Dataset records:
—————

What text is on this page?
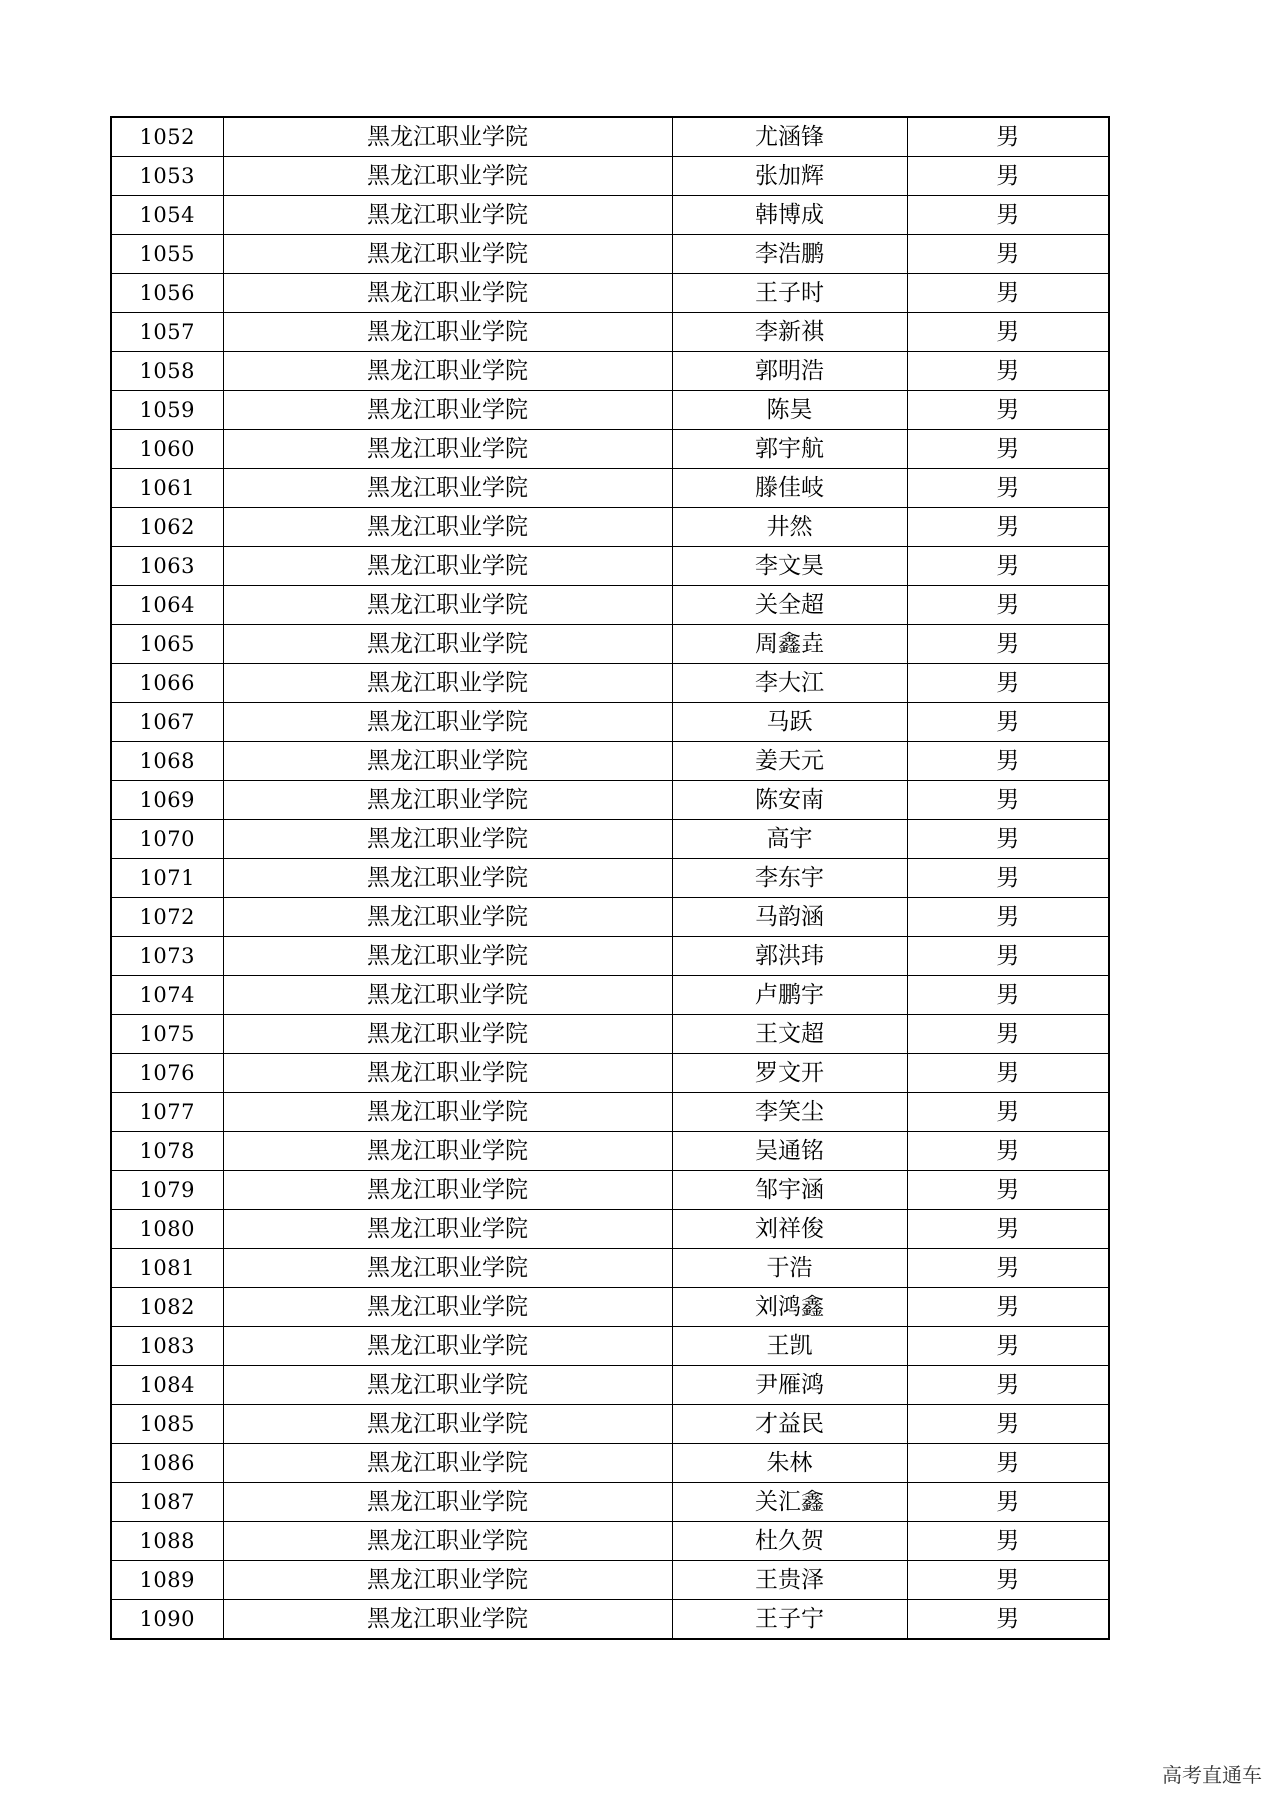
1052	黑龙江职业学院	尤涵锋	男
1053	黑龙江职业学院	张加辉	男
1054	黑龙江职业学院	韩博成	男
1055	黑龙江职业学院	李浩鹏	男
1056	黑龙江职业学院	王子时	男
1057	黑龙江职业学院	李新祺	男
1058	黑龙江职业学院	郭明浩	男
1059	黑龙江职业学院	陈昊	男
1060	黑龙江职业学院	郭宇航	男
1061	黑龙江职业学院	滕佳岐	男
1062	黑龙江职业学院	井然	男
1063	黑龙江职业学院	李文昊	男
1064	黑龙江职业学院	关全超	男
1065	黑龙江职业学院	周鑫垚	男
1066	黑龙江职业学院	李大江	男
1067	黑龙江职业学院	马跃	男
1068	黑龙江职业学院	姜天元	男
1069	黑龙江职业学院	陈安南	男
1070	黑龙江职业学院	高宇	男
1071	黑龙江职业学院	李东宇	男
1072	黑龙江职业学院	马韵涵	男
1073	黑龙江职业学院	郭洪玮	男
1074	黑龙江职业学院	卢鹏宇	男
1075	黑龙江职业学院	王文超	男
1076	黑龙江职业学院	罗文开	男
1077	黑龙江职业学院	李笑尘	男
1078	黑龙江职业学院	吴通铭	男
1079	黑龙江职业学院	邹宇涵	男
1080	黑龙江职业学院	刘祥俊	男
1081	黑龙江职业学院	于浩	男
1082	黑龙江职业学院	刘鸿鑫	男
1083	黑龙江职业学院	王凯	男
1084	黑龙江职业学院	尹雁鸿	男
1085	黑龙江职业学院	才益民	男
1086	黑龙江职业学院	朱林	男
1087	黑龙江职业学院	关汇鑫	男
1088	黑龙江职业学院	杜久贺	男
1089	黑龙江职业学院	王贵泽	男
1090	黑龙江职业学院	王子宁	男
高考直通车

—————

The request »
Leave out the pictures and repeat everything else in the records exactly.

Exercise output »
What text is on this page?
1052	黑龙江职业学院	尤涵锋	男
1053	黑龙江职业学院	张加辉	男
1054	黑龙江职业学院	韩博成	男
1055	黑龙江职业学院	李浩鹏	男
1056	黑龙江职业学院	王子时	男
1057	黑龙江职业学院	李新祺	男
1058	黑龙江职业学院	郭明浩	男
1059	黑龙江职业学院	陈昊	男
1060	黑龙江职业学院	郭宇航	男
1061	黑龙江职业学院	滕佳岐	男
1062	黑龙江职业学院	井然	男
1063	黑龙江职业学院	李文昊	男
1064	黑龙江职业学院	关全超	男
1065	黑龙江职业学院	周鑫垚	男
1066	黑龙江职业学院	李大江	男
1067	黑龙江职业学院	马跃	男
1068	黑龙江职业学院	姜天元	男
1069	黑龙江职业学院	陈安南	男
1070	黑龙江职业学院	高宇	男
1071	黑龙江职业学院	李东宇	男
1072	黑龙江职业学院	马韵涵	男
1073	黑龙江职业学院	郭洪玮	男
1074	黑龙江职业学院	卢鹏宇	男
1075	黑龙江职业学院	王文超	男
1076	黑龙江职业学院	罗文开	男
1077	黑龙江职业学院	李笑尘	男
1078	黑龙江职业学院	吴通铭	男
1079	黑龙江职业学院	邹宇涵	男
1080	黑龙江职业学院	刘祥俊	男
1081	黑龙江职业学院	于浩	男
1082	黑龙江职业学院	刘鸿鑫	男
1083	黑龙江职业学院	王凯	男
1084	黑龙江职业学院	尹雁鸿	男
1085	黑龙江职业学院	才益民	男
1086	黑龙江职业学院	朱林	男
1087	黑龙江职业学院	关汇鑫	男
1088	黑龙江职业学院	杜久贺	男
1089	黑龙江职业学院	王贵泽	男
1090	黑龙江职业学院	王子宁	男
高考直通车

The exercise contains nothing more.